--- DATA FOR PROCESSING ---

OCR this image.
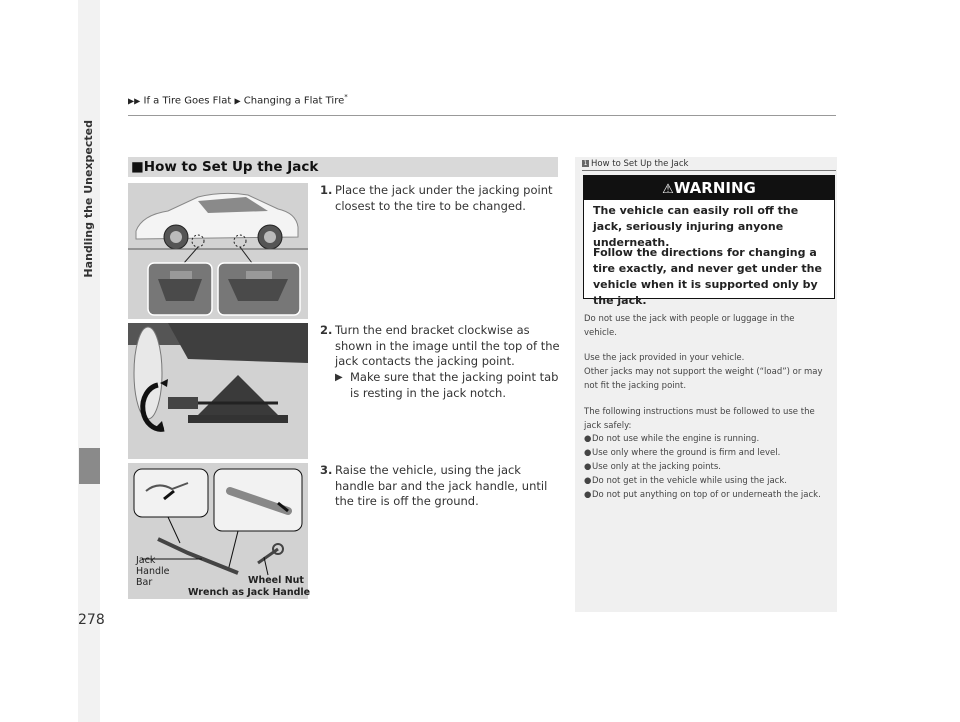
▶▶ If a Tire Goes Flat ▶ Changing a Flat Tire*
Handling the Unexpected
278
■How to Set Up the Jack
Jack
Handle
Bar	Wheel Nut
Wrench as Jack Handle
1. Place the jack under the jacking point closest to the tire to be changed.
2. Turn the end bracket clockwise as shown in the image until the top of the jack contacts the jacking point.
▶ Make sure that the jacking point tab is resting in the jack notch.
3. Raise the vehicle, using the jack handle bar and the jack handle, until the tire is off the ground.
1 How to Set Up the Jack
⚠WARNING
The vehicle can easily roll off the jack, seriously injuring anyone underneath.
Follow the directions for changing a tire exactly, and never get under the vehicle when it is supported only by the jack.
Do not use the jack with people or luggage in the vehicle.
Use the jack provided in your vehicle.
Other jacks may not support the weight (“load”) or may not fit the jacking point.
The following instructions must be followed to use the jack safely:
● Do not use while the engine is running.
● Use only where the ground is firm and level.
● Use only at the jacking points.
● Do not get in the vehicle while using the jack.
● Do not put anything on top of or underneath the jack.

---
--- DATA FOR PROCESSING ---

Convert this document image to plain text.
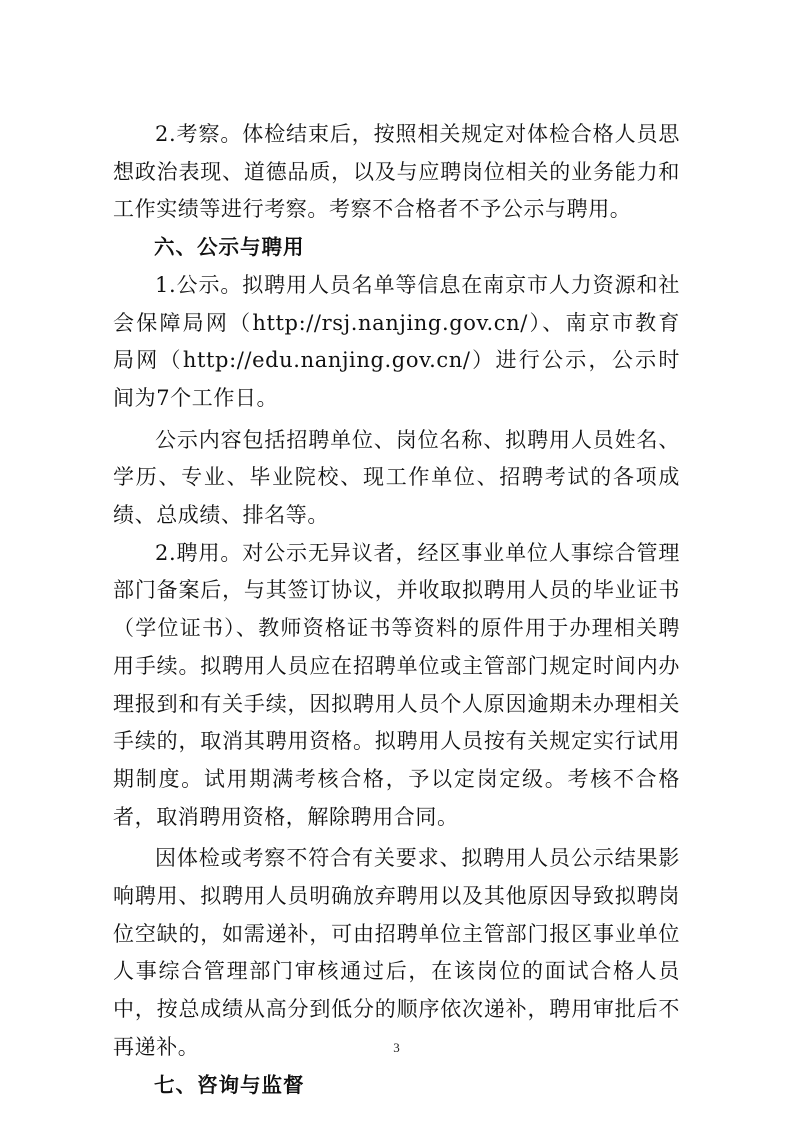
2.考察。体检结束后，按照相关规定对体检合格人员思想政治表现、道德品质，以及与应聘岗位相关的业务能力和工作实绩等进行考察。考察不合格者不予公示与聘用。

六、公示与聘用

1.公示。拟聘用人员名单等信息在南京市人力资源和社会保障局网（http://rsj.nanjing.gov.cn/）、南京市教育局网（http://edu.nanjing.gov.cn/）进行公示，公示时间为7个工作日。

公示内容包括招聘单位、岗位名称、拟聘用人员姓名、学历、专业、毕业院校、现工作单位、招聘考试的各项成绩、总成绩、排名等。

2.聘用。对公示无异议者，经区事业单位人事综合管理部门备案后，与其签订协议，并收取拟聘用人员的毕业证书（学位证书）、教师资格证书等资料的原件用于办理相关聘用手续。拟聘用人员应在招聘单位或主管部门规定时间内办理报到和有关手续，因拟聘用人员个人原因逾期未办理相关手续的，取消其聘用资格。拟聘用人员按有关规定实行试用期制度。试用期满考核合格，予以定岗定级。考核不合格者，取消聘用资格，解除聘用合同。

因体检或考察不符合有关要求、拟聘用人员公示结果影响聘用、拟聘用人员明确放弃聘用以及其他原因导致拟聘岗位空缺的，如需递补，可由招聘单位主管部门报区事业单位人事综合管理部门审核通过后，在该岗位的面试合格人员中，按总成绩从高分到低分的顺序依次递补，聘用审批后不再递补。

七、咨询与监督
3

---

AIM: Set out every line from the material that contains the string "this".

FINISHED ANSWER:
OCR this image.
Convert this document image to plain text.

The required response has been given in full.